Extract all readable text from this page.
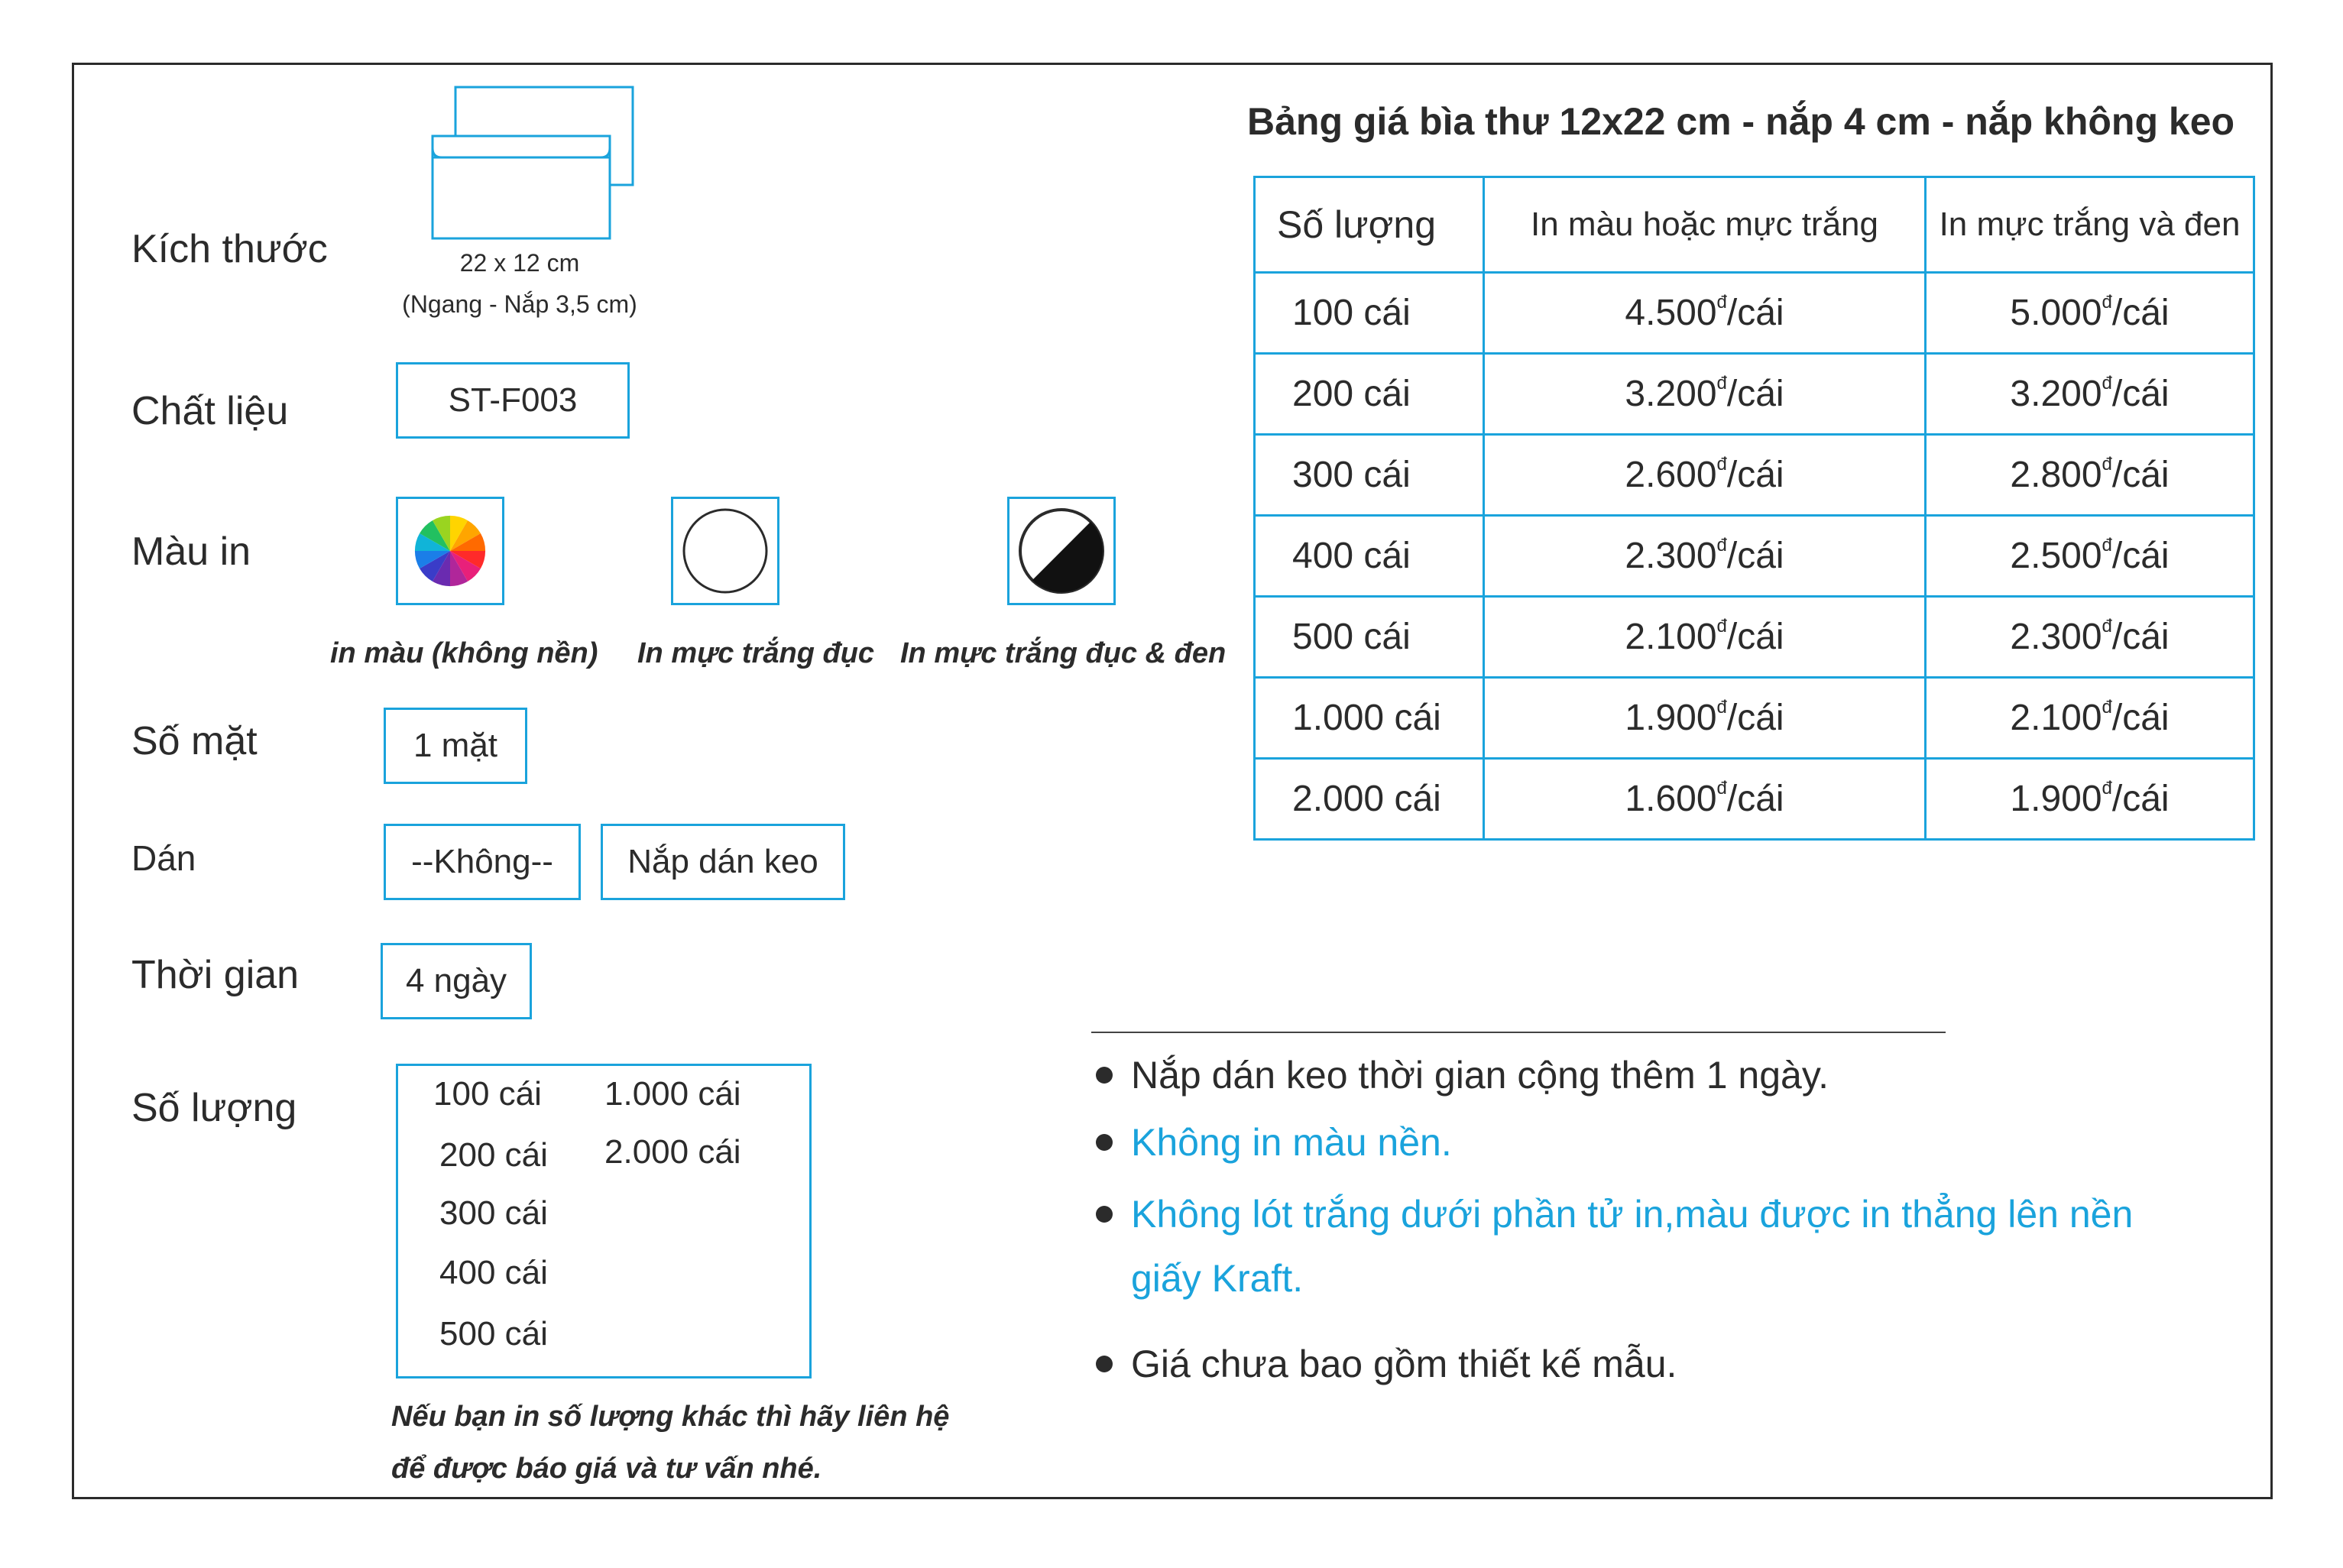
Kích thước
Chất liệu
Màu in
Số mặt
Dán
Thời gian
Số lượng
22 x 12 cm
(Ngang - Nắp 3,5 cm)
ST-F003
in màu (không nền) In mực trắng đục In mực trắng đục & đen
1 mặt
--Không--	Nắp dán keo
4 ngày
100 cái
200 cái
300 cái
400 cái
500 cái
1.000 cái
2.000 cái
Nếu bạn in số lượng khác thì hãy liên hệ
để được báo giá và tư vấn nhé.
Bảng giá bìa thư 12x22 cm - nắp 4 cm - nắp không keo
Số lượng	In màu hoặc mực trắng	In mực trắng và đen
100 cái	$4.500^đ$/cái	$5.000^đ$/cái
200 cái	$3.200^đ$/cái	$3.200^đ$/cái
300 cái	$2.600^đ$/cái	$2.800^đ$/cái
400 cái	$2.300^đ$/cái	$2.500^đ$/cái
500 cái	$2.100^đ$/cái	$2.300^đ$/cái
1.000 cái	$1.900^đ$/cái	$2.100^đ$/cái
2.000 cái	$1.600^đ$/cái	$1.900^đ$/cái
Nắp dán keo thời gian cộng thêm 1 ngày.
Không in màu nền.
Không lót trắng dưới phần tử in,màu được in thẳng lên nền giấy Kraft.
Giá chưa bao gồm thiết kế mẫu.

Exercise objective - Except for the pictures, copy the material above exactly.

Task response -
Extract all readable text from this page.
Kích thước
Chất liệu
Màu in
Số mặt
Dán
Thời gian
Số lượng
22 x 12 cm
(Ngang - Nắp 3,5 cm)
ST-F003
in màu (không nền) In mực trắng đục In mực trắng đục & đen
1 mặt
--Không--	Nắp dán keo
4 ngày
100 cái
200 cái
300 cái
400 cái
500 cái
1.000 cái
2.000 cái
Nếu bạn in số lượng khác thì hãy liên hệ
để được báo giá và tư vấn nhé.
Bảng giá bìa thư 12x22 cm - nắp 4 cm - nắp không keo
Số lượng	In màu hoặc mực trắng	In mực trắng và đen
100 cái	$4.500^đ$/cái	$5.000^đ$/cái
200 cái	$3.200^đ$/cái	$3.200^đ$/cái
300 cái	$2.600^đ$/cái	$2.800^đ$/cái
400 cái	$2.300^đ$/cái	$2.500^đ$/cái
500 cái	$2.100^đ$/cái	$2.300^đ$/cái
1.000 cái	$1.900^đ$/cái	$2.100^đ$/cái
2.000 cái	$1.600^đ$/cái	$1.900^đ$/cái
Nắp dán keo thời gian cộng thêm 1 ngày.
Không in màu nền.
Không lót trắng dưới phần tử in,màu được in thẳng lên nền giấy Kraft.
Giá chưa bao gồm thiết kế mẫu.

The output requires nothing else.